A block of data:
---+---

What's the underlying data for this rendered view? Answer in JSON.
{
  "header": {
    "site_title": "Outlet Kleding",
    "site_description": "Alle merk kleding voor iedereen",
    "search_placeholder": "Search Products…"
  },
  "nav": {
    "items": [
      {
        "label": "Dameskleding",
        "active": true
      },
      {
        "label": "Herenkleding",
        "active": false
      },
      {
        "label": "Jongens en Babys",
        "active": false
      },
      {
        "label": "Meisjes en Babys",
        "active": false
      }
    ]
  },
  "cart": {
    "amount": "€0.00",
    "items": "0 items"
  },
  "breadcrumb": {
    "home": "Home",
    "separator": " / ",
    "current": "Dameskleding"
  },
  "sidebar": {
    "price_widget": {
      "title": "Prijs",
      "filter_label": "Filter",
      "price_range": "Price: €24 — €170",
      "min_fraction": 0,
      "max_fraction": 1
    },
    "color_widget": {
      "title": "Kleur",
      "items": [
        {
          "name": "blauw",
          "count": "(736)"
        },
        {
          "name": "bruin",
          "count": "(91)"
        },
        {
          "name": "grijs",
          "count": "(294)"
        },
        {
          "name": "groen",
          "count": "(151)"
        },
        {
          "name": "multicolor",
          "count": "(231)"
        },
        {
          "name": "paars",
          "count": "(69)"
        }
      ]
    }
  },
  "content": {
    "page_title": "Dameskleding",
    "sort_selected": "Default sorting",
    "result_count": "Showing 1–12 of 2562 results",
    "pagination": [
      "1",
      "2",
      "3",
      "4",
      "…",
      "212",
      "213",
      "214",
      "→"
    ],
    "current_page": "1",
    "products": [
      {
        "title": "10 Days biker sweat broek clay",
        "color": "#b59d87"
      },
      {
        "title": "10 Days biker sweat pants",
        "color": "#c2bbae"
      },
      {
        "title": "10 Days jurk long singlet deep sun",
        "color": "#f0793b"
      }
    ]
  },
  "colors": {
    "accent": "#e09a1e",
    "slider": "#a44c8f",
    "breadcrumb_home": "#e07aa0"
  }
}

---+---

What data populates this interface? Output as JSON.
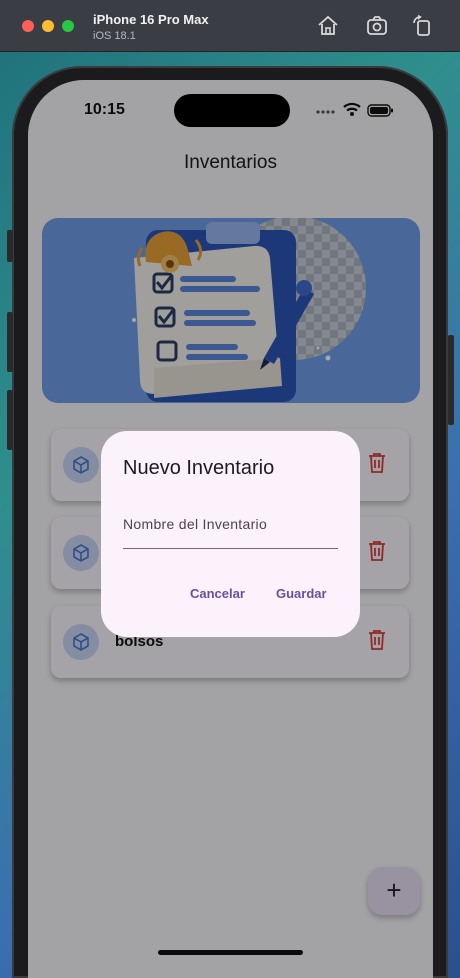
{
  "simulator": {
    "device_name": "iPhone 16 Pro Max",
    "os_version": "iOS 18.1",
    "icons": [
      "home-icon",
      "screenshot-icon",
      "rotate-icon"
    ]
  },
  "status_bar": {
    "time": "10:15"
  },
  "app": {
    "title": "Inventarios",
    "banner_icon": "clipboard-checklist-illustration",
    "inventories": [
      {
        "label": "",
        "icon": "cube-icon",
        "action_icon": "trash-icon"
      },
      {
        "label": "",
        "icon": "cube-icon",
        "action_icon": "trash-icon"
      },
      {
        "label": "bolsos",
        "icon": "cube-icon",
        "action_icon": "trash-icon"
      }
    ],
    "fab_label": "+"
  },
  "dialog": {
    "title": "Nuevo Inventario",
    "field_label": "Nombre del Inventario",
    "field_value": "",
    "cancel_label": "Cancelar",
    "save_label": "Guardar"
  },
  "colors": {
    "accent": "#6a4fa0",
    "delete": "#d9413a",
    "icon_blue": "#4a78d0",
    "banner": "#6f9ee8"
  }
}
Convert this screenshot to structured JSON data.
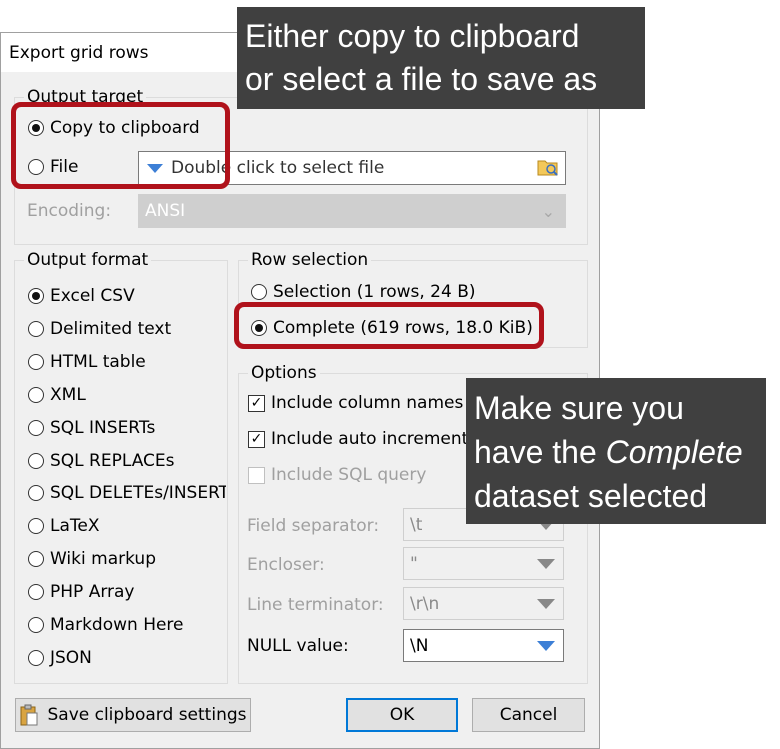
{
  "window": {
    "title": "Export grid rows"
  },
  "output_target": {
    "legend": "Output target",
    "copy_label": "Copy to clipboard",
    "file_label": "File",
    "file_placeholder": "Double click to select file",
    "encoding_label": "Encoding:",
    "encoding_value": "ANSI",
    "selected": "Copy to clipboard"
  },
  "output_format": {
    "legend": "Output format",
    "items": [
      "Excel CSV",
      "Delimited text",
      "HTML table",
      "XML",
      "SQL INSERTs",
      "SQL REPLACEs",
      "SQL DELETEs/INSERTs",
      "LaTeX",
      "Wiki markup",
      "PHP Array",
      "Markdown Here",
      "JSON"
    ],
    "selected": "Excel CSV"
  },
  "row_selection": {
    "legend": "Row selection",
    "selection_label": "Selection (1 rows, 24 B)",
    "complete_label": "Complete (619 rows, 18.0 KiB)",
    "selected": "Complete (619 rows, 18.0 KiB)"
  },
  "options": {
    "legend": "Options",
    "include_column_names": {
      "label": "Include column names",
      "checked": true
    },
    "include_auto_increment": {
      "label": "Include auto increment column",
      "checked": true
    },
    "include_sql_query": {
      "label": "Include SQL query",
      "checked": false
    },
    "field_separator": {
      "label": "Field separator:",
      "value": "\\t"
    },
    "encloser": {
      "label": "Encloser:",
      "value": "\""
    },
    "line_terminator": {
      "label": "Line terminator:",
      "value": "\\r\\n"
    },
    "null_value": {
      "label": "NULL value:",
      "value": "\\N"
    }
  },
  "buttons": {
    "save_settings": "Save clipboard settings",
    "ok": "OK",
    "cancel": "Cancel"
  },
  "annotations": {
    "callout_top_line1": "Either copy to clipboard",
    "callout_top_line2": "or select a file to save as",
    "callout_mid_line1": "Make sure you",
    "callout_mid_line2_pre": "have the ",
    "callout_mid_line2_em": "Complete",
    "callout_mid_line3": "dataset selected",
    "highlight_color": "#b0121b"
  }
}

---+---

Problem description:
Copy out each line that contains the word "What".

In response:
What's the underlying data for this rendered view? Answer in JSON.
What data populates this interface? Output as JSON.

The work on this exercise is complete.